• _Exercise aim_: Count lines, not occurrences: report how many lines in the records hold the string "name", and nothing else.

━━━━━ Rows

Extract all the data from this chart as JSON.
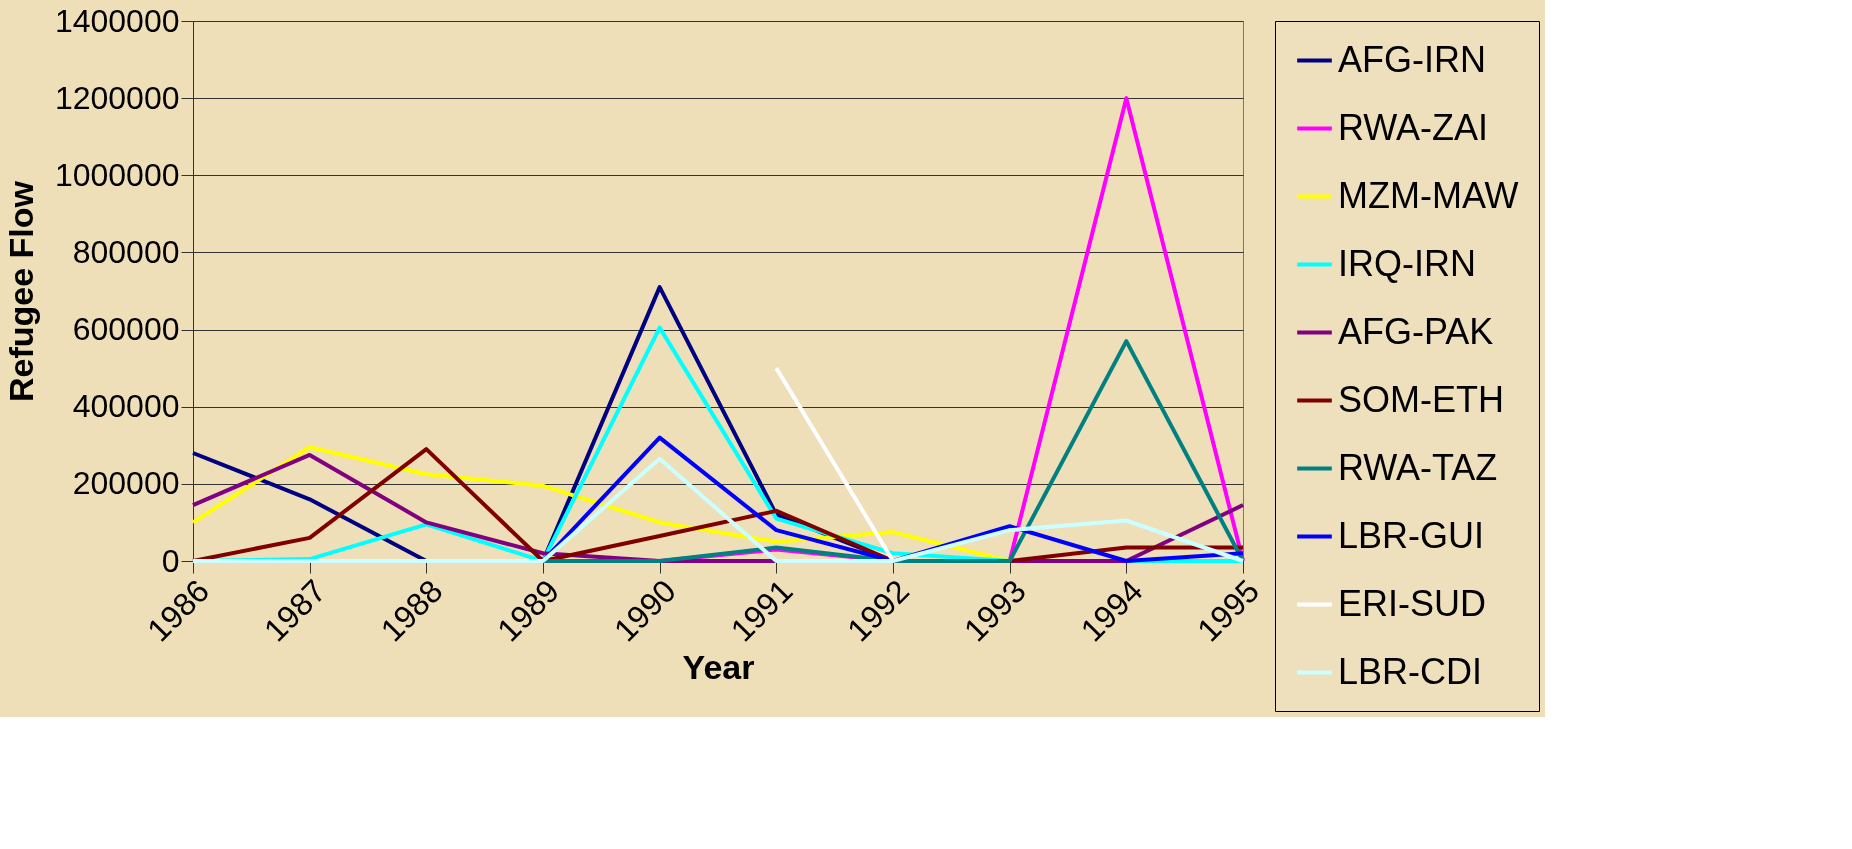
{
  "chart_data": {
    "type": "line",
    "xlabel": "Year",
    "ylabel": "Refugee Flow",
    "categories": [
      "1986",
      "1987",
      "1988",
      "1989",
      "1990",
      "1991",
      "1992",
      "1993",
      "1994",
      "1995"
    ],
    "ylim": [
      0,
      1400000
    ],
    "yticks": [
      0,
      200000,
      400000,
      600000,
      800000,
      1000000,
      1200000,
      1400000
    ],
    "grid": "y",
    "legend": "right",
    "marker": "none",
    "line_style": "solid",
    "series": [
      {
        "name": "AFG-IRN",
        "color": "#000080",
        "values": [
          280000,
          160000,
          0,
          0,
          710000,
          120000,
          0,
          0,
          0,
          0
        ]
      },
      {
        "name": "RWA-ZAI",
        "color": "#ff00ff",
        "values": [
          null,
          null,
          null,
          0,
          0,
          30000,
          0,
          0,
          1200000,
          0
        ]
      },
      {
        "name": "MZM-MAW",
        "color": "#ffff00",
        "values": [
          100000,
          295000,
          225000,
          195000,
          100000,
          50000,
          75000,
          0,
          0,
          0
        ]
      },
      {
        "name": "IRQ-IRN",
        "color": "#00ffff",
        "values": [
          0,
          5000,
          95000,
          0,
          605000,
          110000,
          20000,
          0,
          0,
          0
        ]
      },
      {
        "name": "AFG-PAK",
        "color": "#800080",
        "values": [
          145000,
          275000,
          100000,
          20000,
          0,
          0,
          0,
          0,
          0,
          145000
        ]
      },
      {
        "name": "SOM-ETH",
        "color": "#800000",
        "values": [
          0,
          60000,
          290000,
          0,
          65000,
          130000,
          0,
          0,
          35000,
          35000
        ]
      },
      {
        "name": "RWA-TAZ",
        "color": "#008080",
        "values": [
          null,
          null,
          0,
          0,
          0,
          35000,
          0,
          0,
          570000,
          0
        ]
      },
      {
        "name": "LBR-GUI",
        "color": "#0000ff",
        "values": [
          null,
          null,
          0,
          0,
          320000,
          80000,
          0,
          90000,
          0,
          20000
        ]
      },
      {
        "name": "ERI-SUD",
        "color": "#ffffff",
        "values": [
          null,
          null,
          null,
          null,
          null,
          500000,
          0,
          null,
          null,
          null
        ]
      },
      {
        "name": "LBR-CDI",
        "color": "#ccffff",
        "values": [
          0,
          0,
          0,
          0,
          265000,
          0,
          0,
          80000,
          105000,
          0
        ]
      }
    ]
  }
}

━━━━━━━━━━
━━━━━ Rows

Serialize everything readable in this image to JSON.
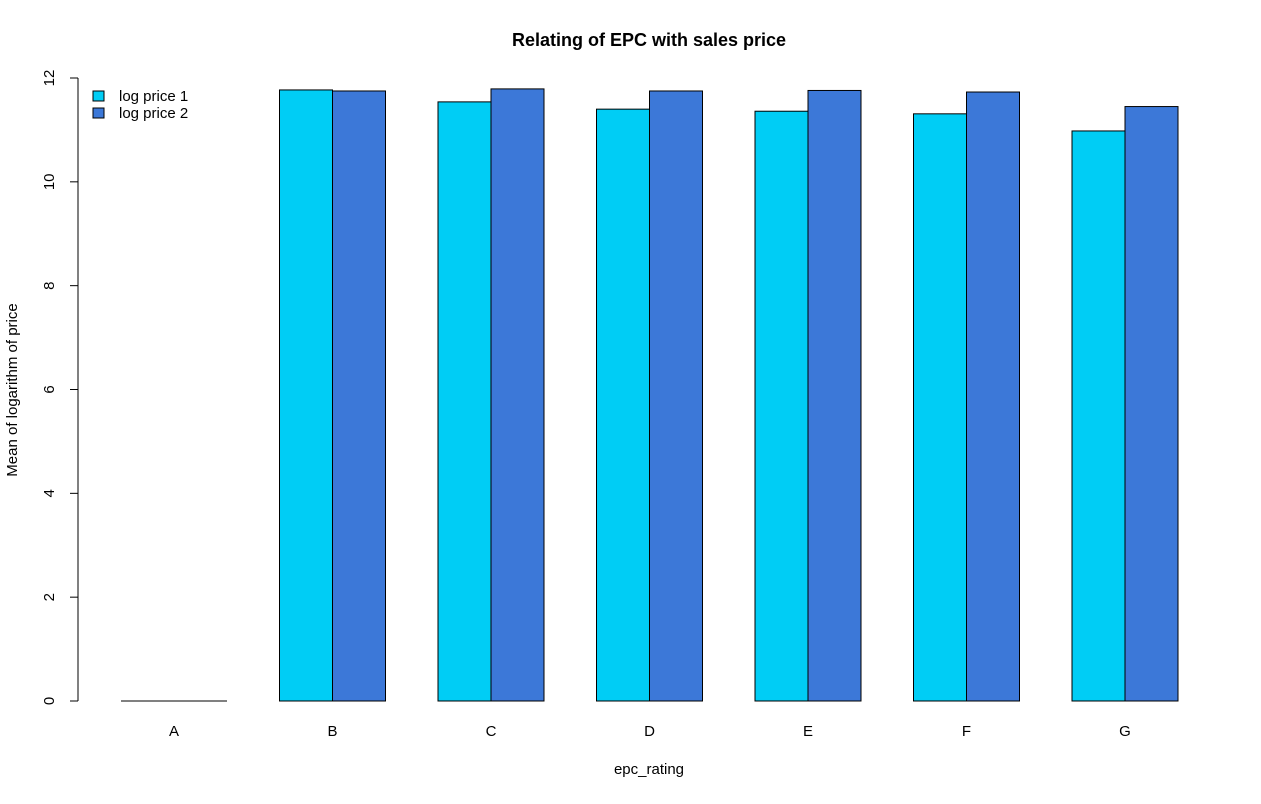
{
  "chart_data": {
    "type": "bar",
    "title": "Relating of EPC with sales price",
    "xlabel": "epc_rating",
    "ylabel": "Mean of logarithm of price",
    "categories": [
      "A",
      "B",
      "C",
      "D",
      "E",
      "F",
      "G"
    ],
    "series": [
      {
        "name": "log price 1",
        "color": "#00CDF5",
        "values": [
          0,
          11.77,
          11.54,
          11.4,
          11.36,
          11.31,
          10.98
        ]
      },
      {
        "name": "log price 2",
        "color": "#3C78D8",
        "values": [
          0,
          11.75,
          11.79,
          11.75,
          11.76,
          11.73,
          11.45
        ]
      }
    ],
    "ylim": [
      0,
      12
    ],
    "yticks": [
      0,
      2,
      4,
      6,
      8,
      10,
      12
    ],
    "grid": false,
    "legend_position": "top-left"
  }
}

━━━━━━━━━━

• _Problem solution_: 12